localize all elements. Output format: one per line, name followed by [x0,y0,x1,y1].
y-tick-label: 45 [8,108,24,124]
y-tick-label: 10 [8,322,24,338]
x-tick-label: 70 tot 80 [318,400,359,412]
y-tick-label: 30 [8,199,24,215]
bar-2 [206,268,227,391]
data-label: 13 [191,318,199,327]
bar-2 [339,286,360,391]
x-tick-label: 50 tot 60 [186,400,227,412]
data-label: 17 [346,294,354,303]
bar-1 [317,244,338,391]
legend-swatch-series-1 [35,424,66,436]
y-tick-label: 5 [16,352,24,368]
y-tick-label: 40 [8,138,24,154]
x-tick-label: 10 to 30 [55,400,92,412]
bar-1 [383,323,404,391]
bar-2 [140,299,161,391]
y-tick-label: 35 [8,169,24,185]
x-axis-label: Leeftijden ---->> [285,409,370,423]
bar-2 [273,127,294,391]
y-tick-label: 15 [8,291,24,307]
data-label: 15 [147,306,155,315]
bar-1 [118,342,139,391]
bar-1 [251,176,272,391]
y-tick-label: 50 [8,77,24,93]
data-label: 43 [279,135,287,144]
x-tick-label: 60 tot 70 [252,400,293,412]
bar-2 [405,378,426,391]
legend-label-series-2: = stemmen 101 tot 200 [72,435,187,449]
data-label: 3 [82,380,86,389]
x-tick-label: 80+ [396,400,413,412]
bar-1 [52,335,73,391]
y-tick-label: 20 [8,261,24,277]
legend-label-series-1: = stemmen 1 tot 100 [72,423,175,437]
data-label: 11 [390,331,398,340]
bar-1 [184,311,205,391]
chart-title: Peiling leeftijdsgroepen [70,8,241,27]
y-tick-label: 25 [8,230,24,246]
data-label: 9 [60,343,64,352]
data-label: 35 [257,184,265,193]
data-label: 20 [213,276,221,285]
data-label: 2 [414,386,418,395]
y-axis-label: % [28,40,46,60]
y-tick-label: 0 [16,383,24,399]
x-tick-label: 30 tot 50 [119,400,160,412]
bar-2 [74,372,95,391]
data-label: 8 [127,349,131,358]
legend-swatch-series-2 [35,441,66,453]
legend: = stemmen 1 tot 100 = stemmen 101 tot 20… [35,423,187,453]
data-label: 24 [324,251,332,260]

....

#### [Exercise task]
Quote every line of the listing above verbatim.

#### [Complete output]
localize all elements. Output format: one per line, name followed by [x0,y0,x1,y1].
y-tick-label: 45 [8,108,24,124]
y-tick-label: 10 [8,322,24,338]
x-tick-label: 70 tot 80 [318,400,359,412]
y-tick-label: 30 [8,199,24,215]
bar-2 [206,268,227,391]
data-label: 13 [191,318,199,327]
bar-2 [339,286,360,391]
x-tick-label: 50 tot 60 [186,400,227,412]
data-label: 17 [346,294,354,303]
bar-1 [317,244,338,391]
legend-swatch-series-1 [35,424,66,436]
y-tick-label: 5 [16,352,24,368]
y-tick-label: 40 [8,138,24,154]
x-tick-label: 10 to 30 [55,400,92,412]
bar-1 [383,323,404,391]
bar-2 [140,299,161,391]
y-tick-label: 35 [8,169,24,185]
x-axis-label: Leeftijden ---->> [285,409,370,423]
bar-2 [273,127,294,391]
y-tick-label: 15 [8,291,24,307]
data-label: 15 [147,306,155,315]
bar-1 [118,342,139,391]
bar-1 [251,176,272,391]
y-tick-label: 50 [8,77,24,93]
data-label: 43 [279,135,287,144]
x-tick-label: 60 tot 70 [252,400,293,412]
bar-2 [405,378,426,391]
legend-label-series-2: = stemmen 101 tot 200 [72,435,187,449]
data-label: 3 [82,380,86,389]
x-tick-label: 80+ [396,400,413,412]
bar-1 [52,335,73,391]
y-tick-label: 20 [8,261,24,277]
legend-label-series-1: = stemmen 1 tot 100 [72,423,175,437]
data-label: 11 [390,331,398,340]
bar-1 [184,311,205,391]
chart-title: Peiling leeftijdsgroepen [70,8,241,27]
y-tick-label: 25 [8,230,24,246]
data-label: 9 [60,343,64,352]
data-label: 35 [257,184,265,193]
data-label: 20 [213,276,221,285]
data-label: 2 [414,386,418,395]
y-axis-label: % [28,40,46,60]
y-tick-label: 0 [16,383,24,399]
x-tick-label: 30 tot 50 [119,400,160,412]
bar-2 [74,372,95,391]
data-label: 8 [127,349,131,358]
legend-swatch-series-2 [35,441,66,453]
legend: = stemmen 1 tot 100 = stemmen 101 tot 20… [35,423,187,453]
data-label: 24 [324,251,332,260]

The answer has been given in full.